Copy out the data below as written; omit any images.

• _Exercise inputs_
━━━━━━━━━━━━━━━━
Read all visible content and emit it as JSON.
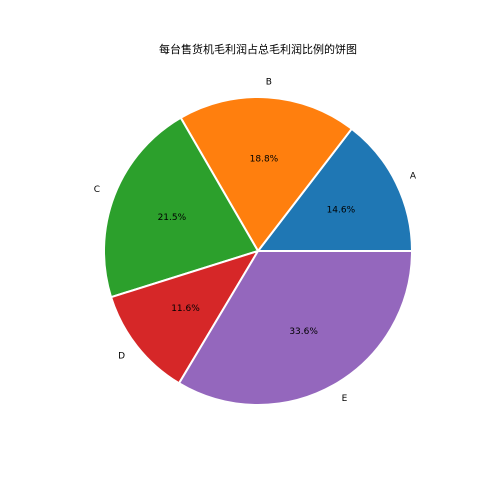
{
  "chart_data": {
    "type": "pie",
    "title": "每台售货机毛利润占总毛利润比例的饼图",
    "categories": [
      "A",
      "B",
      "C",
      "D",
      "E"
    ],
    "values": [
      14.6,
      18.8,
      21.5,
      11.6,
      33.6
    ],
    "value_labels": [
      "14.6%",
      "18.8%",
      "21.5%",
      "11.6%",
      "33.6%"
    ],
    "colors": [
      "#1f77b4",
      "#ff7f0e",
      "#2ca02c",
      "#d62728",
      "#9467bd"
    ],
    "start_angle": 0,
    "direction": "counterclockwise",
    "legend": "none"
  }
}
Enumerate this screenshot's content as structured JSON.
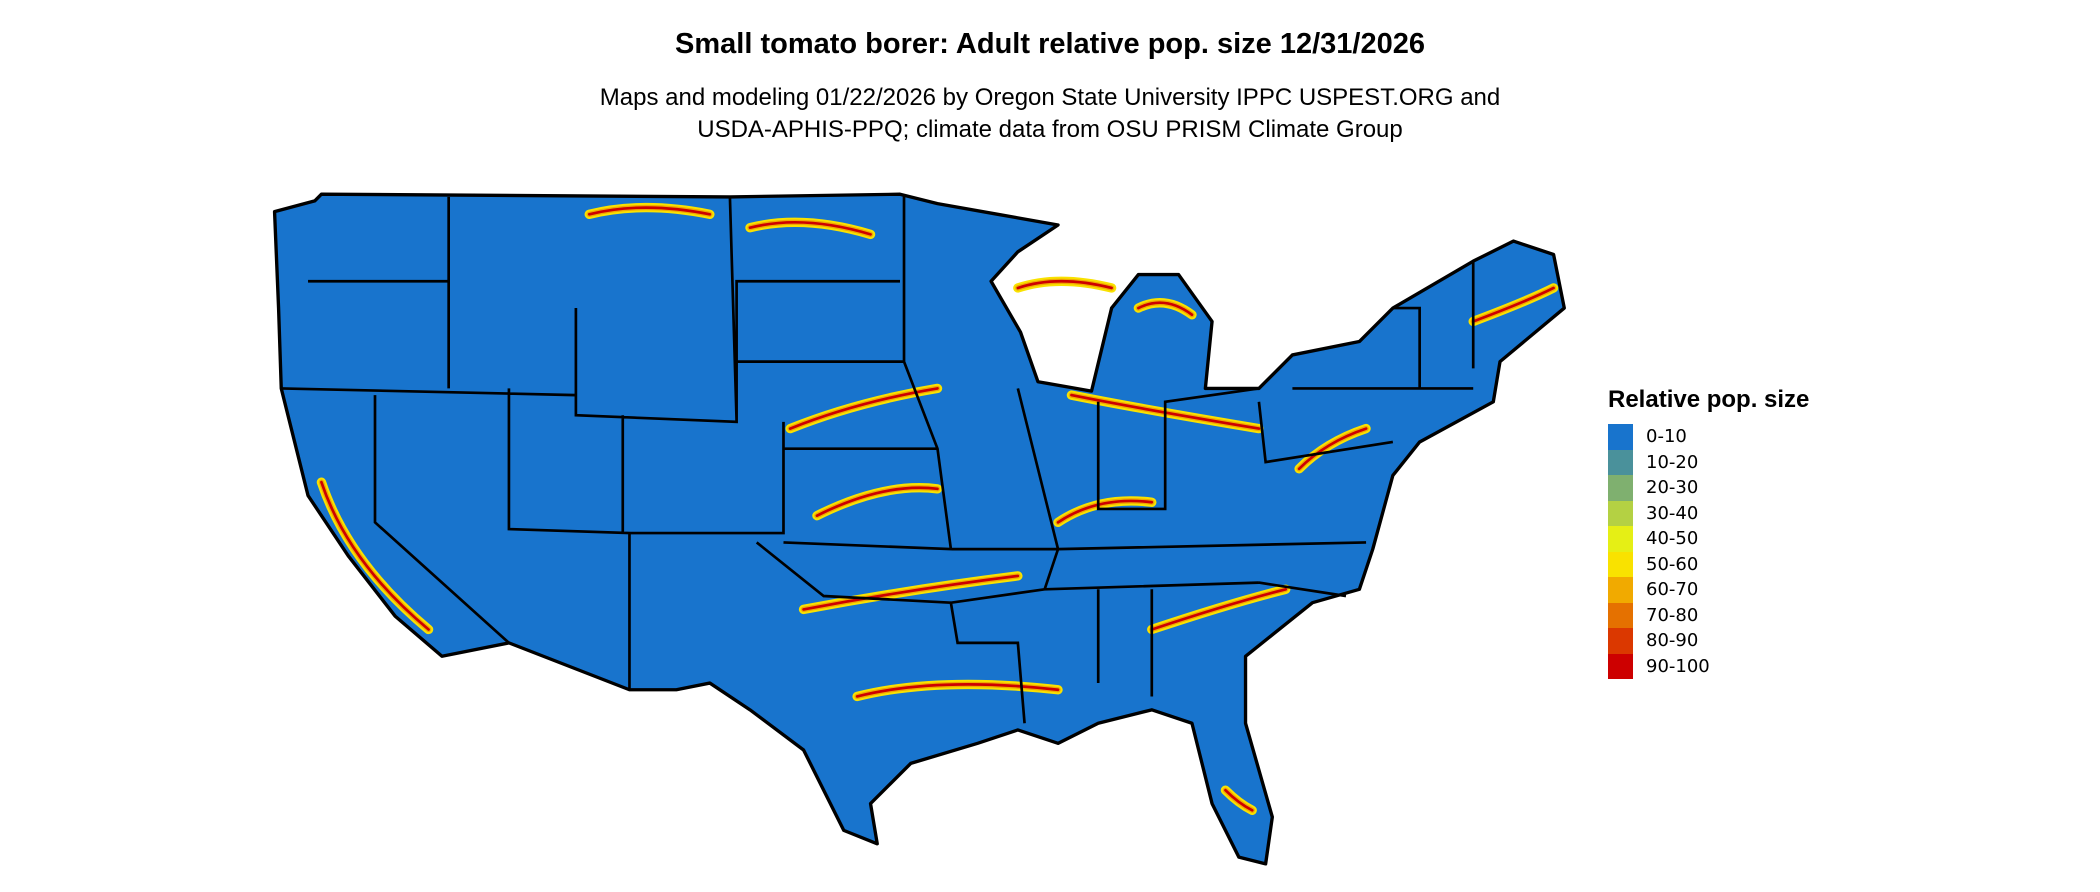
{
  "title": "Small tomato borer: Adult relative pop. size 12/31/2026",
  "subtitle_line1": "Maps and modeling 01/22/2026 by Oregon State University IPPC USPEST.ORG and",
  "subtitle_line2": "USDA-APHIS-PPQ; climate data from OSU PRISM Climate Group",
  "legend": {
    "title": "Relative pop. size",
    "items": [
      {
        "label": "0-10",
        "color": "#1874CD"
      },
      {
        "label": "10-20",
        "color": "#4A919B"
      },
      {
        "label": "20-30",
        "color": "#7FB06F"
      },
      {
        "label": "30-40",
        "color": "#B4D143"
      },
      {
        "label": "40-50",
        "color": "#E5EF15"
      },
      {
        "label": "50-60",
        "color": "#F9E200"
      },
      {
        "label": "60-70",
        "color": "#F1AA00"
      },
      {
        "label": "70-80",
        "color": "#E57100"
      },
      {
        "label": "80-90",
        "color": "#DB3800"
      },
      {
        "label": "90-100",
        "color": "#CD0000"
      }
    ]
  },
  "map": {
    "base_color": "#1874CD",
    "border_color": "#000000"
  }
}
━━━━━━━━━━━━━━━━
• _Final result_
Read all visible content and emit it as JSON.
{
  "chart_data": {
    "type": "pie",
    "title": "每台售货机毛利润占总毛利润比例的饼图",
    "categories": [
      "A",
      "B",
      "C",
      "D",
      "E"
    ],
    "values": [
      14.6,
      18.8,
      21.5,
      11.6,
      33.6
    ],
    "value_labels": [
      "14.6%",
      "18.8%",
      "21.5%",
      "11.6%",
      "33.6%"
    ],
    "colors": [
      "#1f77b4",
      "#ff7f0e",
      "#2ca02c",
      "#d62728",
      "#9467bd"
    ],
    "start_angle": 0,
    "direction": "counterclockwise",
    "legend": "none"
  }
}
Enumerate this screenshot's content as structured JSON.
{
  "title": "Small tomato borer: Adult relative pop. size 12/31/2026",
  "subtitle_line1": "Maps and modeling 01/22/2026 by Oregon State University IPPC USPEST.ORG and",
  "subtitle_line2": "USDA-APHIS-PPQ; climate data from OSU PRISM Climate Group",
  "legend": {
    "title": "Relative pop. size",
    "items": [
      {
        "label": "0-10",
        "color": "#1874CD"
      },
      {
        "label": "10-20",
        "color": "#4A919B"
      },
      {
        "label": "20-30",
        "color": "#7FB06F"
      },
      {
        "label": "30-40",
        "color": "#B4D143"
      },
      {
        "label": "40-50",
        "color": "#E5EF15"
      },
      {
        "label": "50-60",
        "color": "#F9E200"
      },
      {
        "label": "60-70",
        "color": "#F1AA00"
      },
      {
        "label": "70-80",
        "color": "#E57100"
      },
      {
        "label": "80-90",
        "color": "#DB3800"
      },
      {
        "label": "90-100",
        "color": "#CD0000"
      }
    ]
  },
  "map": {
    "base_color": "#1874CD",
    "border_color": "#000000"
  }
}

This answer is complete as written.